## Problem requirements
Retype the material in full, keeping every word the same.

## Data to use
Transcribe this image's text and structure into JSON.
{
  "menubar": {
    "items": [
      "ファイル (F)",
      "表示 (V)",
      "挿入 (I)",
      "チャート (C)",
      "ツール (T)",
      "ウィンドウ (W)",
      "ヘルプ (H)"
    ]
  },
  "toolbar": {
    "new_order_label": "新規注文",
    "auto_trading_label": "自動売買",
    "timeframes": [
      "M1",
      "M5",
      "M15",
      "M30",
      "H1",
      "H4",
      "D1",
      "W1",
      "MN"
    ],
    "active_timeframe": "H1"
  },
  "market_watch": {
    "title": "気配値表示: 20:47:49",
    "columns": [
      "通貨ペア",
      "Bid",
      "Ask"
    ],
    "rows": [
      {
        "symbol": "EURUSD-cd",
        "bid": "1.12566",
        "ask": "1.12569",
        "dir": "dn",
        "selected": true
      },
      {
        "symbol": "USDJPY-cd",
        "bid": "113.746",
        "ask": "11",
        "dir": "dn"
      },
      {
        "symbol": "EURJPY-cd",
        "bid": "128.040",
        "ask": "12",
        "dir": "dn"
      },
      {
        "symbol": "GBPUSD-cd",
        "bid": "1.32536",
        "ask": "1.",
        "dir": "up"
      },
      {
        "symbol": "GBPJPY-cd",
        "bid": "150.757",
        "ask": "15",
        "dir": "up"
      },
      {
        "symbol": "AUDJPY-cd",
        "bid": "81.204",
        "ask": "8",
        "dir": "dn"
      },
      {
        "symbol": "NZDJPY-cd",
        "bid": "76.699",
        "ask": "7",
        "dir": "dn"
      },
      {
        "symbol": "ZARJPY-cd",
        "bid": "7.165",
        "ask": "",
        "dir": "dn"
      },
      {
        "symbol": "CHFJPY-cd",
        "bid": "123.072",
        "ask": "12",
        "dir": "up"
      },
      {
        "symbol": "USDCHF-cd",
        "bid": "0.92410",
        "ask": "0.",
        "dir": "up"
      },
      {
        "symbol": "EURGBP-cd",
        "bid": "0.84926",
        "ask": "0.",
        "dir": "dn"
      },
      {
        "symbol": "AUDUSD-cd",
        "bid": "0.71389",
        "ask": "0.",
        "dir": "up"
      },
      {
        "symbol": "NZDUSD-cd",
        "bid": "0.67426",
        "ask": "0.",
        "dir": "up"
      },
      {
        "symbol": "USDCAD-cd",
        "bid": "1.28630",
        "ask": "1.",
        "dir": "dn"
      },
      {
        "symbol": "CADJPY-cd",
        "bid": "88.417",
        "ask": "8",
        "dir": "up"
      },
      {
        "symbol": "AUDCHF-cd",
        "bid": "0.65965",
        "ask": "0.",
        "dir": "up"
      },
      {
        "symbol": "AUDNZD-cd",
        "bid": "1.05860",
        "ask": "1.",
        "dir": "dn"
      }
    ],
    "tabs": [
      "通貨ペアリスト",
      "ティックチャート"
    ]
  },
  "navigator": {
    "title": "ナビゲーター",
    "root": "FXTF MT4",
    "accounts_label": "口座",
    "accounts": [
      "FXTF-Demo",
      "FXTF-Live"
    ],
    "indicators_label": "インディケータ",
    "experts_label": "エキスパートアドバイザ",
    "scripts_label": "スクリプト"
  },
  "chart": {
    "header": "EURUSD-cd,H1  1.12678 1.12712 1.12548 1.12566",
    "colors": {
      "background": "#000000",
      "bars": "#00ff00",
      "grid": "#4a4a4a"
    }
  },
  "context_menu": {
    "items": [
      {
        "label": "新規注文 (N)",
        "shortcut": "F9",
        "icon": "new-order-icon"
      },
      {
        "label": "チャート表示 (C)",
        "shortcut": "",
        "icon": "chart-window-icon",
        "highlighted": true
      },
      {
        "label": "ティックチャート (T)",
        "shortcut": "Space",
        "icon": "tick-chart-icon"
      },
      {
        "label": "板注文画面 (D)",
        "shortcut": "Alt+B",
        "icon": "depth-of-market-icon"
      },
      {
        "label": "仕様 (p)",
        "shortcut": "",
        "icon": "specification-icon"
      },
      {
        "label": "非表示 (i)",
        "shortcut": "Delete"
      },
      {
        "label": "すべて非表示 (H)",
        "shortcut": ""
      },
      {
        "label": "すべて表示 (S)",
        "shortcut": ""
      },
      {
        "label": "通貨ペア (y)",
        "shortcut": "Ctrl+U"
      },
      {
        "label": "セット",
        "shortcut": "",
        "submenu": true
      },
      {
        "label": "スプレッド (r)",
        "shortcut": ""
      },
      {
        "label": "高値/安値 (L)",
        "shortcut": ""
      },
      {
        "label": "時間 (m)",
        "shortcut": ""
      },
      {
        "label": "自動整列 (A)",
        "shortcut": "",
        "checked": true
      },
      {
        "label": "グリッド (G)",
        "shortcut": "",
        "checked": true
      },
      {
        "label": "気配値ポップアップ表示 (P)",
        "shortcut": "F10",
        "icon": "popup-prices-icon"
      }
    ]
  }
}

## Solution
Transcribe this image's text and structure into JSON.
{
  "menubar": {
    "items": [
      "ファイル (F)",
      "表示 (V)",
      "挿入 (I)",
      "チャート (C)",
      "ツール (T)",
      "ウィンドウ (W)",
      "ヘルプ (H)"
    ]
  },
  "toolbar": {
    "new_order_label": "新規注文",
    "auto_trading_label": "自動売買",
    "timeframes": [
      "M1",
      "M5",
      "M15",
      "M30",
      "H1",
      "H4",
      "D1",
      "W1",
      "MN"
    ],
    "active_timeframe": "H1"
  },
  "market_watch": {
    "title": "気配値表示: 20:47:49",
    "columns": [
      "通貨ペア",
      "Bid",
      "Ask"
    ],
    "rows": [
      {
        "symbol": "EURUSD-cd",
        "bid": "1.12566",
        "ask": "1.12569",
        "dir": "dn",
        "selected": true
      },
      {
        "symbol": "USDJPY-cd",
        "bid": "113.746",
        "ask": "11",
        "dir": "dn"
      },
      {
        "symbol": "EURJPY-cd",
        "bid": "128.040",
        "ask": "12",
        "dir": "dn"
      },
      {
        "symbol": "GBPUSD-cd",
        "bid": "1.32536",
        "ask": "1.",
        "dir": "up"
      },
      {
        "symbol": "GBPJPY-cd",
        "bid": "150.757",
        "ask": "15",
        "dir": "up"
      },
      {
        "symbol": "AUDJPY-cd",
        "bid": "81.204",
        "ask": "8",
        "dir": "dn"
      },
      {
        "symbol": "NZDJPY-cd",
        "bid": "76.699",
        "ask": "7",
        "dir": "dn"
      },
      {
        "symbol": "ZARJPY-cd",
        "bid": "7.165",
        "ask": "",
        "dir": "dn"
      },
      {
        "symbol": "CHFJPY-cd",
        "bid": "123.072",
        "ask": "12",
        "dir": "up"
      },
      {
        "symbol": "USDCHF-cd",
        "bid": "0.92410",
        "ask": "0.",
        "dir": "up"
      },
      {
        "symbol": "EURGBP-cd",
        "bid": "0.84926",
        "ask": "0.",
        "dir": "dn"
      },
      {
        "symbol": "AUDUSD-cd",
        "bid": "0.71389",
        "ask": "0.",
        "dir": "up"
      },
      {
        "symbol": "NZDUSD-cd",
        "bid": "0.67426",
        "ask": "0.",
        "dir": "up"
      },
      {
        "symbol": "USDCAD-cd",
        "bid": "1.28630",
        "ask": "1.",
        "dir": "dn"
      },
      {
        "symbol": "CADJPY-cd",
        "bid": "88.417",
        "ask": "8",
        "dir": "up"
      },
      {
        "symbol": "AUDCHF-cd",
        "bid": "0.65965",
        "ask": "0.",
        "dir": "up"
      },
      {
        "symbol": "AUDNZD-cd",
        "bid": "1.05860",
        "ask": "1.",
        "dir": "dn"
      }
    ],
    "tabs": [
      "通貨ペアリスト",
      "ティックチャート"
    ]
  },
  "navigator": {
    "title": "ナビゲーター",
    "root": "FXTF MT4",
    "accounts_label": "口座",
    "accounts": [
      "FXTF-Demo",
      "FXTF-Live"
    ],
    "indicators_label": "インディケータ",
    "experts_label": "エキスパートアドバイザ",
    "scripts_label": "スクリプト"
  },
  "chart": {
    "header": "EURUSD-cd,H1  1.12678 1.12712 1.12548 1.12566",
    "colors": {
      "background": "#000000",
      "bars": "#00ff00",
      "grid": "#4a4a4a"
    }
  },
  "context_menu": {
    "items": [
      {
        "label": "新規注文 (N)",
        "shortcut": "F9",
        "icon": "new-order-icon"
      },
      {
        "label": "チャート表示 (C)",
        "shortcut": "",
        "icon": "chart-window-icon",
        "highlighted": true
      },
      {
        "label": "ティックチャート (T)",
        "shortcut": "Space",
        "icon": "tick-chart-icon"
      },
      {
        "label": "板注文画面 (D)",
        "shortcut": "Alt+B",
        "icon": "depth-of-market-icon"
      },
      {
        "label": "仕様 (p)",
        "shortcut": "",
        "icon": "specification-icon"
      },
      {
        "label": "非表示 (i)",
        "shortcut": "Delete"
      },
      {
        "label": "すべて非表示 (H)",
        "shortcut": ""
      },
      {
        "label": "すべて表示 (S)",
        "shortcut": ""
      },
      {
        "label": "通貨ペア (y)",
        "shortcut": "Ctrl+U"
      },
      {
        "label": "セット",
        "shortcut": "",
        "submenu": true
      },
      {
        "label": "スプレッド (r)",
        "shortcut": ""
      },
      {
        "label": "高値/安値 (L)",
        "shortcut": ""
      },
      {
        "label": "時間 (m)",
        "shortcut": ""
      },
      {
        "label": "自動整列 (A)",
        "shortcut": "",
        "checked": true
      },
      {
        "label": "グリッド (G)",
        "shortcut": "",
        "checked": true
      },
      {
        "label": "気配値ポップアップ表示 (P)",
        "shortcut": "F10",
        "icon": "popup-prices-icon"
      }
    ]
  }
}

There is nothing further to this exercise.